__REQUIREMENT__
Your answer should be a single number: the count of lines in the material below that hold "people".

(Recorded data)
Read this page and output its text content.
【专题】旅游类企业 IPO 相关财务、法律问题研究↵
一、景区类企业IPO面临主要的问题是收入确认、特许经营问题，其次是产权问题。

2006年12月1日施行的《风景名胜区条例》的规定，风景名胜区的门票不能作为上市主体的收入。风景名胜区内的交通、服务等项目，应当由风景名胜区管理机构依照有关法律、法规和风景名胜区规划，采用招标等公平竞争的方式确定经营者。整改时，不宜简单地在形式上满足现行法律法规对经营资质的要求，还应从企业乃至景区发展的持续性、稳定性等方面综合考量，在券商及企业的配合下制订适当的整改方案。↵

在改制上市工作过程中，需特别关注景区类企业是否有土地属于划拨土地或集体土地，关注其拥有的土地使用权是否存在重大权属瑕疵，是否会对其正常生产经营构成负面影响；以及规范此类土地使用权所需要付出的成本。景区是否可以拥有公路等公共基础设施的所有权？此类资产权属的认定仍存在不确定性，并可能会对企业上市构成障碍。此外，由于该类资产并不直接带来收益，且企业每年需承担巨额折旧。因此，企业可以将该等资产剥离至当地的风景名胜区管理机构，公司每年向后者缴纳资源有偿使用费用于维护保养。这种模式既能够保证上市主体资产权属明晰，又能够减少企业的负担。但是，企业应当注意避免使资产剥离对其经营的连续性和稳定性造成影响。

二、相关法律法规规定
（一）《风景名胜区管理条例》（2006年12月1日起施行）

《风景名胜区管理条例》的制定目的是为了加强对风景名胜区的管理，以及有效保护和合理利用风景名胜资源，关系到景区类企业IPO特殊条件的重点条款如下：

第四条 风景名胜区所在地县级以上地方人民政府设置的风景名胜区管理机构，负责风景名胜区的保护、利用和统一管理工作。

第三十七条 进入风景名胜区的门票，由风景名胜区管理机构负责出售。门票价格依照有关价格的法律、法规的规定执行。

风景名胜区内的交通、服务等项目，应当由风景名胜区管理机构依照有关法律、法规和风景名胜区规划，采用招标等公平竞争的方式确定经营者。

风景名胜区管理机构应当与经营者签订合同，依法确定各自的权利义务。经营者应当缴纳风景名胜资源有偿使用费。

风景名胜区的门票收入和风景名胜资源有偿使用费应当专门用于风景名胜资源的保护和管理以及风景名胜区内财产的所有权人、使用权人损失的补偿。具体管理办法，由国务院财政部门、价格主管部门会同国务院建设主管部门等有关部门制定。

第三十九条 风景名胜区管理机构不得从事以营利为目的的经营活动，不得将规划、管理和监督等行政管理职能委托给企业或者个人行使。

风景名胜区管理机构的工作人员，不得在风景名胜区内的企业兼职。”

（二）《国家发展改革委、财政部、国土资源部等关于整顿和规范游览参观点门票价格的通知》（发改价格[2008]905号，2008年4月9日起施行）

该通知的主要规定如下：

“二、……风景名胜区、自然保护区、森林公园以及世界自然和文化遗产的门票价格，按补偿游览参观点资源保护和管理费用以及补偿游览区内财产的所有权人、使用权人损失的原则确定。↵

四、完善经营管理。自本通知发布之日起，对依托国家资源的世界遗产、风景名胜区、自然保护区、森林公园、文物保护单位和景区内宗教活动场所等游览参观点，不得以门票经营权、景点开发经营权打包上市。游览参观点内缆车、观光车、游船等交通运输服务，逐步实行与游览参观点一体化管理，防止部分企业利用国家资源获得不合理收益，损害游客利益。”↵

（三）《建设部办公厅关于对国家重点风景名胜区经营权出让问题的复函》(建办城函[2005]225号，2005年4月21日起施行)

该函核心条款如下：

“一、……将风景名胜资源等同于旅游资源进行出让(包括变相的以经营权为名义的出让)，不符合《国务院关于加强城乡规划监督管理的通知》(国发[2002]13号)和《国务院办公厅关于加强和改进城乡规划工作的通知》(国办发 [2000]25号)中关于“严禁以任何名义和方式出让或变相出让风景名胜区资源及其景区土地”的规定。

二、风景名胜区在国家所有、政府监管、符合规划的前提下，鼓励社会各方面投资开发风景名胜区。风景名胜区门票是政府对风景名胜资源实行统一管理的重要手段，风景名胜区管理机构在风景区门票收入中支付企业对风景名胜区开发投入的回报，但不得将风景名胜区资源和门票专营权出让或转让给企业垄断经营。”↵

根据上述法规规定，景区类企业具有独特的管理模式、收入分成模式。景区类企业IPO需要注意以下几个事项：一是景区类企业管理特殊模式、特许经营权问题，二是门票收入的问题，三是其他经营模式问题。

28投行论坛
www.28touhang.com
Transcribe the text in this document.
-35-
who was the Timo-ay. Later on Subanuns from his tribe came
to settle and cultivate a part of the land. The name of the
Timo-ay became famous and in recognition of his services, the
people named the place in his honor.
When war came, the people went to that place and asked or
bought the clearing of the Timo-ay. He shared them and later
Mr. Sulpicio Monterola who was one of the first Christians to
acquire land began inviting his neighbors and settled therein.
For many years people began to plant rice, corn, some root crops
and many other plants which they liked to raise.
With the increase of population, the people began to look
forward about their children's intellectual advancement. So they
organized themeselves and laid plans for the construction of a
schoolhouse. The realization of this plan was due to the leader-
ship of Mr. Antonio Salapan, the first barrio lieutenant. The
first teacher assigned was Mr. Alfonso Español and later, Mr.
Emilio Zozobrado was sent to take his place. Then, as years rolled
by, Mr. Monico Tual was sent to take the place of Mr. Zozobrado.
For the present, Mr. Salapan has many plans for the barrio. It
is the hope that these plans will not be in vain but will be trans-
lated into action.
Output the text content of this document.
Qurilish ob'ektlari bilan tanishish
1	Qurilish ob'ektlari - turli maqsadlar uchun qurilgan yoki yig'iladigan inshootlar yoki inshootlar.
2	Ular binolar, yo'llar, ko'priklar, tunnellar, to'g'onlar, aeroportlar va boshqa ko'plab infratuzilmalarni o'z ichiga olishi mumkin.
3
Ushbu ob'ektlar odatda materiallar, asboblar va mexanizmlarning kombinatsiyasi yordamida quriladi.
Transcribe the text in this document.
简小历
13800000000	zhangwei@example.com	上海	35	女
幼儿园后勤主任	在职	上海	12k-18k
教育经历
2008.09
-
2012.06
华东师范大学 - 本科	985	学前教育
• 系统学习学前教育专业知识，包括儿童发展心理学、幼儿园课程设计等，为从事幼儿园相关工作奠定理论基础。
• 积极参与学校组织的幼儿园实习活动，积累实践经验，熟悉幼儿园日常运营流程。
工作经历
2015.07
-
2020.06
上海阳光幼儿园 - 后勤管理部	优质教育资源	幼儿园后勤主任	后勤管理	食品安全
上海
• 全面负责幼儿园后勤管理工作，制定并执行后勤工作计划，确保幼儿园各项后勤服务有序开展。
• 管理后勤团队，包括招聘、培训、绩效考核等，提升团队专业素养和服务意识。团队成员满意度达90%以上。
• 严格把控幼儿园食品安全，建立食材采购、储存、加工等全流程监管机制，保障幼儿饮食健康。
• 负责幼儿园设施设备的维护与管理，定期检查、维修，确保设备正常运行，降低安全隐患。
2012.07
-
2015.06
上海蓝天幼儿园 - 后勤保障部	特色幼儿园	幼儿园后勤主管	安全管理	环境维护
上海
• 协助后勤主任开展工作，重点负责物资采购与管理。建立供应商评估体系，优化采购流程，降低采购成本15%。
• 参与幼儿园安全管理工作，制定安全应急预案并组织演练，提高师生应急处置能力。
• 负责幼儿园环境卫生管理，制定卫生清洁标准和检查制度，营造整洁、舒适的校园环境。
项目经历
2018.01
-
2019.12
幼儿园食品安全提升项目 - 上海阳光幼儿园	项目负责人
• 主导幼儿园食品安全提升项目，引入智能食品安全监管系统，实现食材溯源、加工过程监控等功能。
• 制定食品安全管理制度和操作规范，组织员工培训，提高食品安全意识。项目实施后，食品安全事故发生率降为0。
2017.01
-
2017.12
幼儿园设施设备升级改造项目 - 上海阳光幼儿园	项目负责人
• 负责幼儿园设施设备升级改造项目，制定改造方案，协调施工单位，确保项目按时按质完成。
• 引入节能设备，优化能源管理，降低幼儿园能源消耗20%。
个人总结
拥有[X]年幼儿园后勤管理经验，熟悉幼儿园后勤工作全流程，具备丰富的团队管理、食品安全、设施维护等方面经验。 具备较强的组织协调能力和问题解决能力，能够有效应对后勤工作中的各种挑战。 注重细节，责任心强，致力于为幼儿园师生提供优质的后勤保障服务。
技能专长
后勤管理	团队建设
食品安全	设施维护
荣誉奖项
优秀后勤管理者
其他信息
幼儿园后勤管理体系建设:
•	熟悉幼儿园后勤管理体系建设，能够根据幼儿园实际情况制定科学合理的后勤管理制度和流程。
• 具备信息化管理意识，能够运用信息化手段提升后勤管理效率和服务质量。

__SOLUTION BELOW__
4